→ **What the task asks**
Set the following entries down again exactly, line by line.

→ **Provided information**

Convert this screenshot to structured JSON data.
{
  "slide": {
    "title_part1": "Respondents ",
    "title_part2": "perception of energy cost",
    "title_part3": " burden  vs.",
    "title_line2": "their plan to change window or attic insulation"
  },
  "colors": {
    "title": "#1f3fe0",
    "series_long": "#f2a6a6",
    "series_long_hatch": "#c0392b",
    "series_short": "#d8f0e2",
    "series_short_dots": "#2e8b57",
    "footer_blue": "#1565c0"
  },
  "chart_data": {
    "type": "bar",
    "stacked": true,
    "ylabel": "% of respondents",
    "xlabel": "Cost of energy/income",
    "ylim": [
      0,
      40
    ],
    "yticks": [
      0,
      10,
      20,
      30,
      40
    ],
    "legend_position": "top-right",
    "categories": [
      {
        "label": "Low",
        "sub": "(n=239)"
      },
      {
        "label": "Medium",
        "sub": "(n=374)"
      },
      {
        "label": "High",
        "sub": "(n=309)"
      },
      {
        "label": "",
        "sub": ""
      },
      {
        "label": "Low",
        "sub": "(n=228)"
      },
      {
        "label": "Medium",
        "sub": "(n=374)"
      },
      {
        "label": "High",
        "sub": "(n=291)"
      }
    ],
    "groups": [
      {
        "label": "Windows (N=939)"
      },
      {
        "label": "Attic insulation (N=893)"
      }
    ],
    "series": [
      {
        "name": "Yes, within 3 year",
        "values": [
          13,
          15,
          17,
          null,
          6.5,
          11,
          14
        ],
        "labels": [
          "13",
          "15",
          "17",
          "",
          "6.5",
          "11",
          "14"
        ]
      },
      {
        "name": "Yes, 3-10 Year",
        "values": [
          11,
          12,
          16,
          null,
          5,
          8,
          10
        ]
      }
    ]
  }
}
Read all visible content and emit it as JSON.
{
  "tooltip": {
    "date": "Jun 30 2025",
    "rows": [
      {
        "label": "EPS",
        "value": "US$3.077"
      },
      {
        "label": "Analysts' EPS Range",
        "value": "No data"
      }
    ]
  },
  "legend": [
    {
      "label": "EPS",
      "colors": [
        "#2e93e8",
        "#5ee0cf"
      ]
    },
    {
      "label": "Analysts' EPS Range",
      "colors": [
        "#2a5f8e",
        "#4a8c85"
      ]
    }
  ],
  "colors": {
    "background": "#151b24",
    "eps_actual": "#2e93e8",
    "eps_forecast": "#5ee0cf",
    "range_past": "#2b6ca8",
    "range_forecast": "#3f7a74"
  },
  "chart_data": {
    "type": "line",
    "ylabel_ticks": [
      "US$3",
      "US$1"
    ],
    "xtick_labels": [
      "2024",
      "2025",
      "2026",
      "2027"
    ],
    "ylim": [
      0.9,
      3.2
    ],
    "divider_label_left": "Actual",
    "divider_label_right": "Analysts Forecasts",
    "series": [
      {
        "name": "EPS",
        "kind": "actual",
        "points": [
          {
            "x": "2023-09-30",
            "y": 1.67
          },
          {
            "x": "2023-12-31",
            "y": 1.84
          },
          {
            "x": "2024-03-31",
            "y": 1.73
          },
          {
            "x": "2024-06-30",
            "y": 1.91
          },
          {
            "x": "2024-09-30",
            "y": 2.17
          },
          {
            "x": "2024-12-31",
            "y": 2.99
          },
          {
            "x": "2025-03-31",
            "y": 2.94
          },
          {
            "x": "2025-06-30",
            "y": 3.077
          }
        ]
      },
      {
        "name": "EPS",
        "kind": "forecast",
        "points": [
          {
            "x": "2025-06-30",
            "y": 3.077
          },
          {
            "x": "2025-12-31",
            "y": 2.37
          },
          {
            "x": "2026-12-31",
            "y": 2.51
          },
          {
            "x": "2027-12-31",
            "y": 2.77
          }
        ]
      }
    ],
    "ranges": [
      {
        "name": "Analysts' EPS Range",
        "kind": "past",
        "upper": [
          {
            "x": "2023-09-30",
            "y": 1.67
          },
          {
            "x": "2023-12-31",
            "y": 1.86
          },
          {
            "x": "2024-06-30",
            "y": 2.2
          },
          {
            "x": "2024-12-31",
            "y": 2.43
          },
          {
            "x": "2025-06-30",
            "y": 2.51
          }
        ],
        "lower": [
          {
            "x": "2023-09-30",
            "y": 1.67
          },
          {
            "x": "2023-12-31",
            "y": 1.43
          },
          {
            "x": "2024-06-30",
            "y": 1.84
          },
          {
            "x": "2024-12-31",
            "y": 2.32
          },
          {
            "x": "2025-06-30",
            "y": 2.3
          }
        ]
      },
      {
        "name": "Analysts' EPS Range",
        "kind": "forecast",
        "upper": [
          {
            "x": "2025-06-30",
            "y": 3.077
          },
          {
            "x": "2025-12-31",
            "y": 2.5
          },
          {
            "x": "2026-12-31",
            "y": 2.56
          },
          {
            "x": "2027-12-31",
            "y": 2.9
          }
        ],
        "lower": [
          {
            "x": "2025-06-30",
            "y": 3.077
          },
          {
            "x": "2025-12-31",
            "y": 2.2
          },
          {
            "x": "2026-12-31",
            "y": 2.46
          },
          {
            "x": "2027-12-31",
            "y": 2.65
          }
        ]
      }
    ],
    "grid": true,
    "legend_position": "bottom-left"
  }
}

→ **Result for this task**
Convert this screenshot to structured JSON data.
{
  "slide": {
    "title_part1": "Respondents ",
    "title_part2": "perception of energy cost",
    "title_part3": " burden  vs.",
    "title_line2": "their plan to change window or attic insulation"
  },
  "colors": {
    "title": "#1f3fe0",
    "series_long": "#f2a6a6",
    "series_long_hatch": "#c0392b",
    "series_short": "#d8f0e2",
    "series_short_dots": "#2e8b57",
    "footer_blue": "#1565c0"
  },
  "chart_data": {
    "type": "bar",
    "stacked": true,
    "ylabel": "% of respondents",
    "xlabel": "Cost of energy/income",
    "ylim": [
      0,
      40
    ],
    "yticks": [
      0,
      10,
      20,
      30,
      40
    ],
    "legend_position": "top-right",
    "categories": [
      {
        "label": "Low",
        "sub": "(n=239)"
      },
      {
        "label": "Medium",
        "sub": "(n=374)"
      },
      {
        "label": "High",
        "sub": "(n=309)"
      },
      {
        "label": "",
        "sub": ""
      },
      {
        "label": "Low",
        "sub": "(n=228)"
      },
      {
        "label": "Medium",
        "sub": "(n=374)"
      },
      {
        "label": "High",
        "sub": "(n=291)"
      }
    ],
    "groups": [
      {
        "label": "Windows (N=939)"
      },
      {
        "label": "Attic insulation (N=893)"
      }
    ],
    "series": [
      {
        "name": "Yes, within 3 year",
        "values": [
          13,
          15,
          17,
          null,
          6.5,
          11,
          14
        ],
        "labels": [
          "13",
          "15",
          "17",
          "",
          "6.5",
          "11",
          "14"
        ]
      },
      {
        "name": "Yes, 3-10 Year",
        "values": [
          11,
          12,
          16,
          null,
          5,
          8,
          10
        ]
      }
    ]
  }
}
Read all visible content and emit it as JSON.
{
  "tooltip": {
    "date": "Jun 30 2025",
    "rows": [
      {
        "label": "EPS",
        "value": "US$3.077"
      },
      {
        "label": "Analysts' EPS Range",
        "value": "No data"
      }
    ]
  },
  "legend": [
    {
      "label": "EPS",
      "colors": [
        "#2e93e8",
        "#5ee0cf"
      ]
    },
    {
      "label": "Analysts' EPS Range",
      "colors": [
        "#2a5f8e",
        "#4a8c85"
      ]
    }
  ],
  "colors": {
    "background": "#151b24",
    "eps_actual": "#2e93e8",
    "eps_forecast": "#5ee0cf",
    "range_past": "#2b6ca8",
    "range_forecast": "#3f7a74"
  },
  "chart_data": {
    "type": "line",
    "ylabel_ticks": [
      "US$3",
      "US$1"
    ],
    "xtick_labels": [
      "2024",
      "2025",
      "2026",
      "2027"
    ],
    "ylim": [
      0.9,
      3.2
    ],
    "divider_label_left": "Actual",
    "divider_label_right": "Analysts Forecasts",
    "series": [
      {
        "name": "EPS",
        "kind": "actual",
        "points": [
          {
            "x": "2023-09-30",
            "y": 1.67
          },
          {
            "x": "2023-12-31",
            "y": 1.84
          },
          {
            "x": "2024-03-31",
            "y": 1.73
          },
          {
            "x": "2024-06-30",
            "y": 1.91
          },
          {
            "x": "2024-09-30",
            "y": 2.17
          },
          {
            "x": "2024-12-31",
            "y": 2.99
          },
          {
            "x": "2025-03-31",
            "y": 2.94
          },
          {
            "x": "2025-06-30",
            "y": 3.077
          }
        ]
      },
      {
        "name": "EPS",
        "kind": "forecast",
        "points": [
          {
            "x": "2025-06-30",
            "y": 3.077
          },
          {
            "x": "2025-12-31",
            "y": 2.37
          },
          {
            "x": "2026-12-31",
            "y": 2.51
          },
          {
            "x": "2027-12-31",
            "y": 2.77
          }
        ]
      }
    ],
    "ranges": [
      {
        "name": "Analysts' EPS Range",
        "kind": "past",
        "upper": [
          {
            "x": "2023-09-30",
            "y": 1.67
          },
          {
            "x": "2023-12-31",
            "y": 1.86
          },
          {
            "x": "2024-06-30",
            "y": 2.2
          },
          {
            "x": "2024-12-31",
            "y": 2.43
          },
          {
            "x": "2025-06-30",
            "y": 2.51
          }
        ],
        "lower": [
          {
            "x": "2023-09-30",
            "y": 1.67
          },
          {
            "x": "2023-12-31",
            "y": 1.43
          },
          {
            "x": "2024-06-30",
            "y": 1.84
          },
          {
            "x": "2024-12-31",
            "y": 2.32
          },
          {
            "x": "2025-06-30",
            "y": 2.3
          }
        ]
      },
      {
        "name": "Analysts' EPS Range",
        "kind": "forecast",
        "upper": [
          {
            "x": "2025-06-30",
            "y": 3.077
          },
          {
            "x": "2025-12-31",
            "y": 2.5
          },
          {
            "x": "2026-12-31",
            "y": 2.56
          },
          {
            "x": "2027-12-31",
            "y": 2.9
          }
        ],
        "lower": [
          {
            "x": "2025-06-30",
            "y": 3.077
          },
          {
            "x": "2025-12-31",
            "y": 2.2
          },
          {
            "x": "2026-12-31",
            "y": 2.46
          },
          {
            "x": "2027-12-31",
            "y": 2.65
          }
        ]
      }
    ],
    "grid": true,
    "legend_position": "bottom-left"
  }
}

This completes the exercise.